(Stored records)
== == ==

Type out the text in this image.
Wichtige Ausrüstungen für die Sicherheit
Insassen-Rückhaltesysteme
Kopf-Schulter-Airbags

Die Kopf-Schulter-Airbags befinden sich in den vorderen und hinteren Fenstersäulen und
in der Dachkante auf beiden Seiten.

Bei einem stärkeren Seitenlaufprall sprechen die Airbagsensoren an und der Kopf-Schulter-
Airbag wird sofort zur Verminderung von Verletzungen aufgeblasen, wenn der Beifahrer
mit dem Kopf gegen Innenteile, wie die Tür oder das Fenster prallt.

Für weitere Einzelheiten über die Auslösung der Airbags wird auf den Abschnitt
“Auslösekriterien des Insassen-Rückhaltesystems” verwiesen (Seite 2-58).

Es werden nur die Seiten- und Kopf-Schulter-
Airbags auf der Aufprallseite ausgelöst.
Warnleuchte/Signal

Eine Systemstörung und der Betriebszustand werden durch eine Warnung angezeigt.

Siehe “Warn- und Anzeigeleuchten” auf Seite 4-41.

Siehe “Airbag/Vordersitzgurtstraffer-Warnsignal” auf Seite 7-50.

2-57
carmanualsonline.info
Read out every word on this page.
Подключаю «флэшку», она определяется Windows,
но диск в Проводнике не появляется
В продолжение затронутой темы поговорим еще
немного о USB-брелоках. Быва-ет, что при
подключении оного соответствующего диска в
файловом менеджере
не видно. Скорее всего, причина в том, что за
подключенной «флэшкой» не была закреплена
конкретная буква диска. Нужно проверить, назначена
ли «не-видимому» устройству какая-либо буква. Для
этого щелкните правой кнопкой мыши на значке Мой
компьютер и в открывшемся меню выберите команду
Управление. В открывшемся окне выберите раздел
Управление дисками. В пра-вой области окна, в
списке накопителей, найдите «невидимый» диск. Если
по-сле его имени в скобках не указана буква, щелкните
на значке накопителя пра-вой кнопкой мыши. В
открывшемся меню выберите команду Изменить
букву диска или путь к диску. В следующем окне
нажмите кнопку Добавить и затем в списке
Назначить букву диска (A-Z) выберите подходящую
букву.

== == ==

> _DIRECTIONS_:
Show every line from the entries above in which the word "мыши" appears.

> _FINAL RESULT_:
этого щелкните правой кнопкой мыши на значке Мой
на значке накопителя пра-вой кнопкой мыши. В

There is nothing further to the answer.